Data records
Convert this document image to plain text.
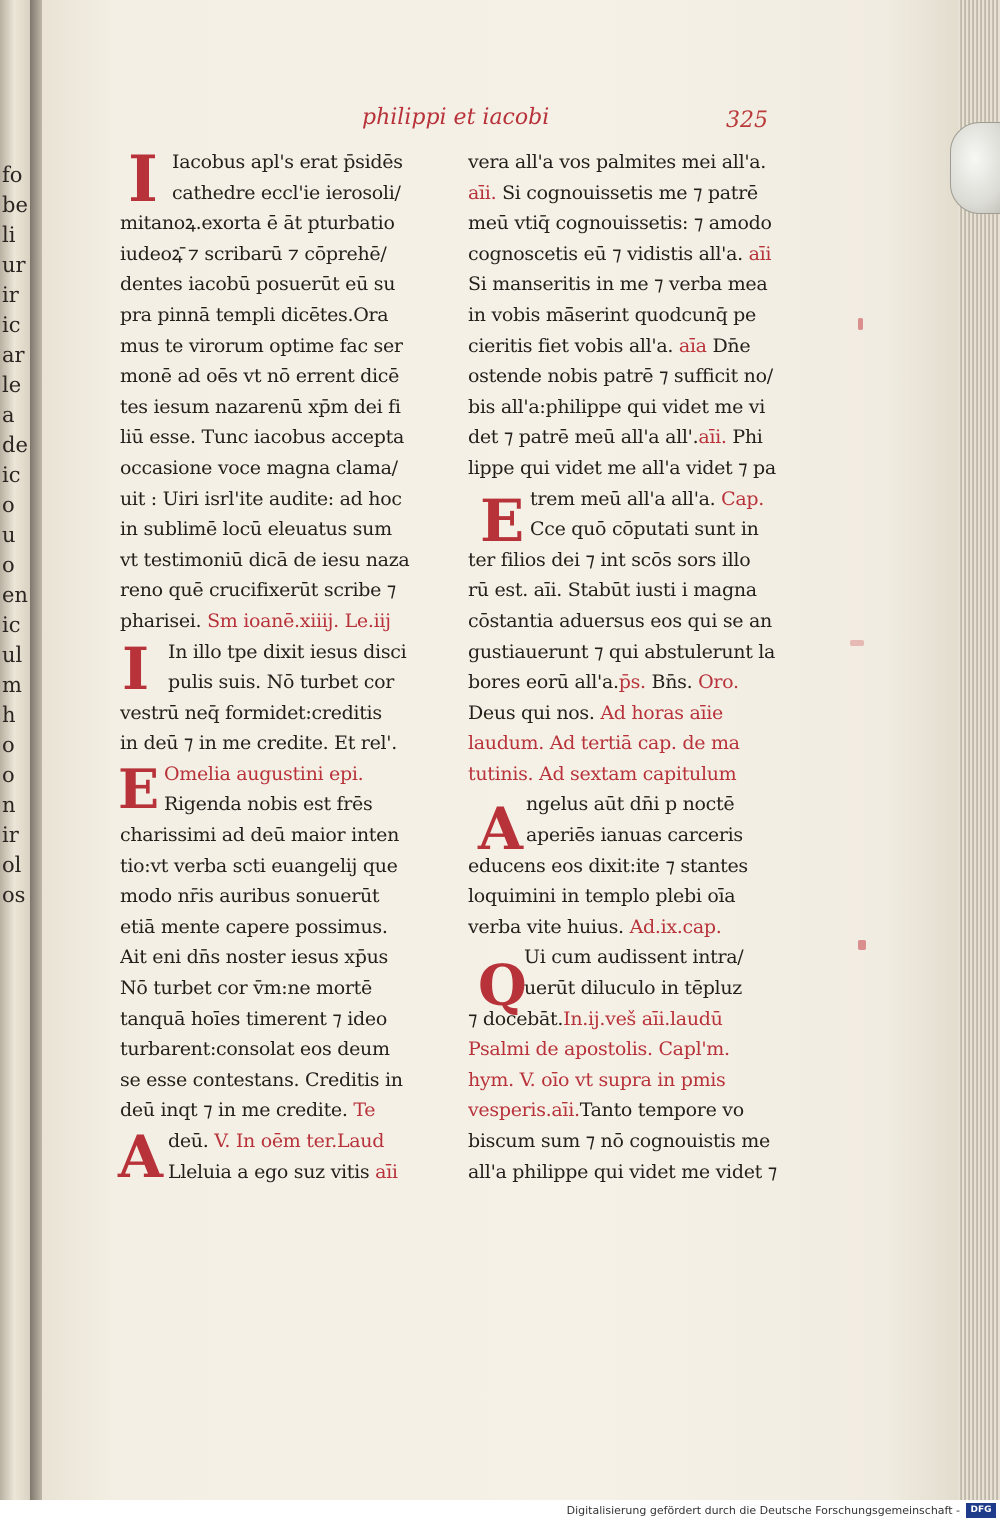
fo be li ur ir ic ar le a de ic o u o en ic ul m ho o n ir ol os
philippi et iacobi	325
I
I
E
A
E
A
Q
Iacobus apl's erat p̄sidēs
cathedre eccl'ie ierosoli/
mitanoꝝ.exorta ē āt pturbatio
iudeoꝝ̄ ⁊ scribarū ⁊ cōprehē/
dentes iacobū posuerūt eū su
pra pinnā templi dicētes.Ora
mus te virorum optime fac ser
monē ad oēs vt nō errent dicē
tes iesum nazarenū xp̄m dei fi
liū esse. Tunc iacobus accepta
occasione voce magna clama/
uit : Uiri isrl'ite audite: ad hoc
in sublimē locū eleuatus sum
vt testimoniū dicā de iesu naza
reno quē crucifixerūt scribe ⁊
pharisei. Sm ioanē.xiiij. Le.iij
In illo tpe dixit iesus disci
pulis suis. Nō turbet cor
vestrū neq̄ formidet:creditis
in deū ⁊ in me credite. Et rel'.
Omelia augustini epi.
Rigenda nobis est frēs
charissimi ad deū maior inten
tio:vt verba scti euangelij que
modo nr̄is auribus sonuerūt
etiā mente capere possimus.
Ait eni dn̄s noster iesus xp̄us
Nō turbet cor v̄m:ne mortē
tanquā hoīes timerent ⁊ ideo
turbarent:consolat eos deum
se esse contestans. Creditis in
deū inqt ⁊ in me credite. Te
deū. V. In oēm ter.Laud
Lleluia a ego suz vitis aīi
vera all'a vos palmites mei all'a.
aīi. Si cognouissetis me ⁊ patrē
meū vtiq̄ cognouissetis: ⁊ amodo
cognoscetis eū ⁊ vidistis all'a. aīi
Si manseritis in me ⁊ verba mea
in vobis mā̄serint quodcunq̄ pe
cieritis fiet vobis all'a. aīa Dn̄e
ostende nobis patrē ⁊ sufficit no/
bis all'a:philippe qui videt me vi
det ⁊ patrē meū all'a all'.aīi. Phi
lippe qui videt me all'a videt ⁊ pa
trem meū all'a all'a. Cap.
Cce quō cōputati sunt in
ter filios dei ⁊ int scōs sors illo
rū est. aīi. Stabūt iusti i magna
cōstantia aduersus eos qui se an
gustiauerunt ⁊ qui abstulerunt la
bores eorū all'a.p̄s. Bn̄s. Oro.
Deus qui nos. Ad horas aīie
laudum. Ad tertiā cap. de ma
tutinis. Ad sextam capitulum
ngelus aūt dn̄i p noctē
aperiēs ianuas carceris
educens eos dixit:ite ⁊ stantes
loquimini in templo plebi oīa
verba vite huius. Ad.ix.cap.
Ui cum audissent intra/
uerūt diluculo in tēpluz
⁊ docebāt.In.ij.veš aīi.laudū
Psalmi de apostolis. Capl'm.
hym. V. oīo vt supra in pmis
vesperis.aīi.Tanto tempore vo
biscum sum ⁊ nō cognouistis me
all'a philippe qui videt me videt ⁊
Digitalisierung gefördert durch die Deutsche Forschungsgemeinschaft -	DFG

---

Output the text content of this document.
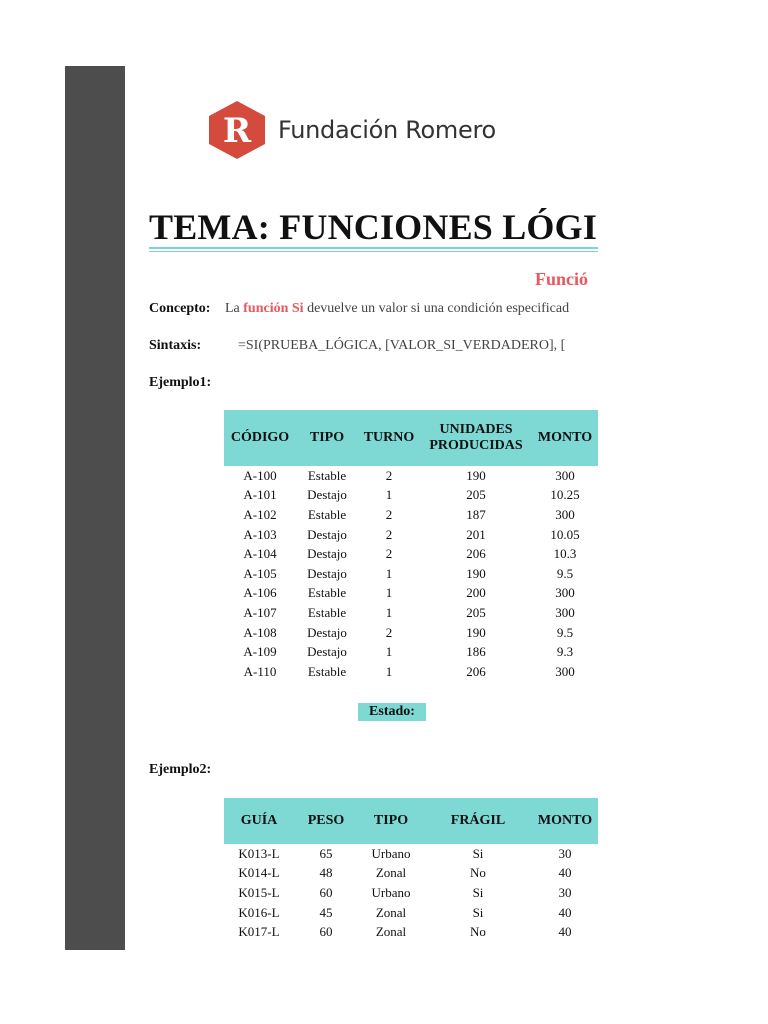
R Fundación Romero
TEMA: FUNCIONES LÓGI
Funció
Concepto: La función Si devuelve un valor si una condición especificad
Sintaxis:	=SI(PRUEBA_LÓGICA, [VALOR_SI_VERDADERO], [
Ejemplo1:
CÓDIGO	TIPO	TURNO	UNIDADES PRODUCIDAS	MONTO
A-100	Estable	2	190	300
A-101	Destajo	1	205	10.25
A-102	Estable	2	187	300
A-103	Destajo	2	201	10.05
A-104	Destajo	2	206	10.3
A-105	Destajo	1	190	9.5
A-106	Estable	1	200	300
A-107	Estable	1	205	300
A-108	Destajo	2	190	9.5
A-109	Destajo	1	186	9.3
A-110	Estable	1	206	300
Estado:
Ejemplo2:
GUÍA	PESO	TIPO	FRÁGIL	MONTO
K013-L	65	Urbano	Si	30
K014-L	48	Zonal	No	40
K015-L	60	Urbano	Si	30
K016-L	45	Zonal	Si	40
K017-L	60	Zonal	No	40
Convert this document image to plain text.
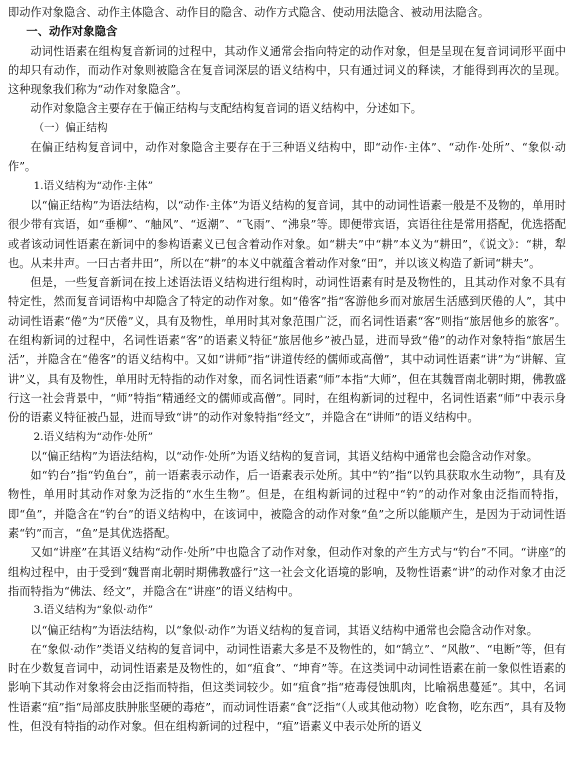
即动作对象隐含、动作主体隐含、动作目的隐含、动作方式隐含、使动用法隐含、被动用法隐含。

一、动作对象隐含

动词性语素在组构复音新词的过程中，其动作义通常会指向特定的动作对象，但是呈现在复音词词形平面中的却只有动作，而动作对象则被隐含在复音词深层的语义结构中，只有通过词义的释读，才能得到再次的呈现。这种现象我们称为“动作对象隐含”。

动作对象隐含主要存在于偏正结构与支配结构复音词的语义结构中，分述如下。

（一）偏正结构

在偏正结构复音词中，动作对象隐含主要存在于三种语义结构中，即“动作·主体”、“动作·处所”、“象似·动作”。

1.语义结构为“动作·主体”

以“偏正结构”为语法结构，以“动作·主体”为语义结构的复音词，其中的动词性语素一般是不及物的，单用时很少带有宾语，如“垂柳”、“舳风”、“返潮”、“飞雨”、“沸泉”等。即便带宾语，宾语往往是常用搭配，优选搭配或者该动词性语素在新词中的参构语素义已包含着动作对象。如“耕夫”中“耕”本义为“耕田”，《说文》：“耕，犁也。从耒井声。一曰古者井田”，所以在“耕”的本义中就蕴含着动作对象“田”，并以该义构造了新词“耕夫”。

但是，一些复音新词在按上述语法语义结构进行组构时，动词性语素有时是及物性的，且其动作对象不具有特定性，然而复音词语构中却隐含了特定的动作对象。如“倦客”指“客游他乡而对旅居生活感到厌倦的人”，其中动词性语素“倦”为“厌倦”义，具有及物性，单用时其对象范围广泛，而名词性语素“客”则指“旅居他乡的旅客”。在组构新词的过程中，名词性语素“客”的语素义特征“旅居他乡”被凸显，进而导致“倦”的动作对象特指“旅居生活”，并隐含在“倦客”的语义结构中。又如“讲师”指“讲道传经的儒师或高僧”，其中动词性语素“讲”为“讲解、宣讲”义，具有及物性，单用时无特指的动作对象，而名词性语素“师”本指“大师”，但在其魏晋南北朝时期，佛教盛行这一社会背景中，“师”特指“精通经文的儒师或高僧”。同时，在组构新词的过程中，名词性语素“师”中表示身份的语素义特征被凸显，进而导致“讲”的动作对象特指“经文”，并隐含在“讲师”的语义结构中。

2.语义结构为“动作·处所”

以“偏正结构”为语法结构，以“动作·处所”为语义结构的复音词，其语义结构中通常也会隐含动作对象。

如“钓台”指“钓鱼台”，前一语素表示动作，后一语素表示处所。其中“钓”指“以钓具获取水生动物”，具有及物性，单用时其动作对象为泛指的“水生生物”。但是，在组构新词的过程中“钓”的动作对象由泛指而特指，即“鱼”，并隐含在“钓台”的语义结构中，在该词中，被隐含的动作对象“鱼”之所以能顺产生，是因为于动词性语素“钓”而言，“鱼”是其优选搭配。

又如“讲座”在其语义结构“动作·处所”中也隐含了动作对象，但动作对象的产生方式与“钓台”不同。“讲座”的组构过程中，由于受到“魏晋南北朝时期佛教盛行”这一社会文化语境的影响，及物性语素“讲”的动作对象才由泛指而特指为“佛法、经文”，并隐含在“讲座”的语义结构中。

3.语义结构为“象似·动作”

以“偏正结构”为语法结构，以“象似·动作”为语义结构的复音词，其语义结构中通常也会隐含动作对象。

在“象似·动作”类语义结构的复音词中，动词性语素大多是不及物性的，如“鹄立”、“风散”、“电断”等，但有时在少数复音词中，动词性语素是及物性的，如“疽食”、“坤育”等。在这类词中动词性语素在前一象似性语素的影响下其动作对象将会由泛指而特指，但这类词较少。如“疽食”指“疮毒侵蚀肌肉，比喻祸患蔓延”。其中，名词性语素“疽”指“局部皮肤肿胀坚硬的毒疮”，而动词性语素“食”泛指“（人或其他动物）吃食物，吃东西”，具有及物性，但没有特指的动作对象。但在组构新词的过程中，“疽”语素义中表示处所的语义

> **Set problem**
Pull out each line containing the word "Urbano" and copy it.

> **Answer to the task**
K013-L	65	Urbano	Si	30
K015-L	60	Urbano	Si	30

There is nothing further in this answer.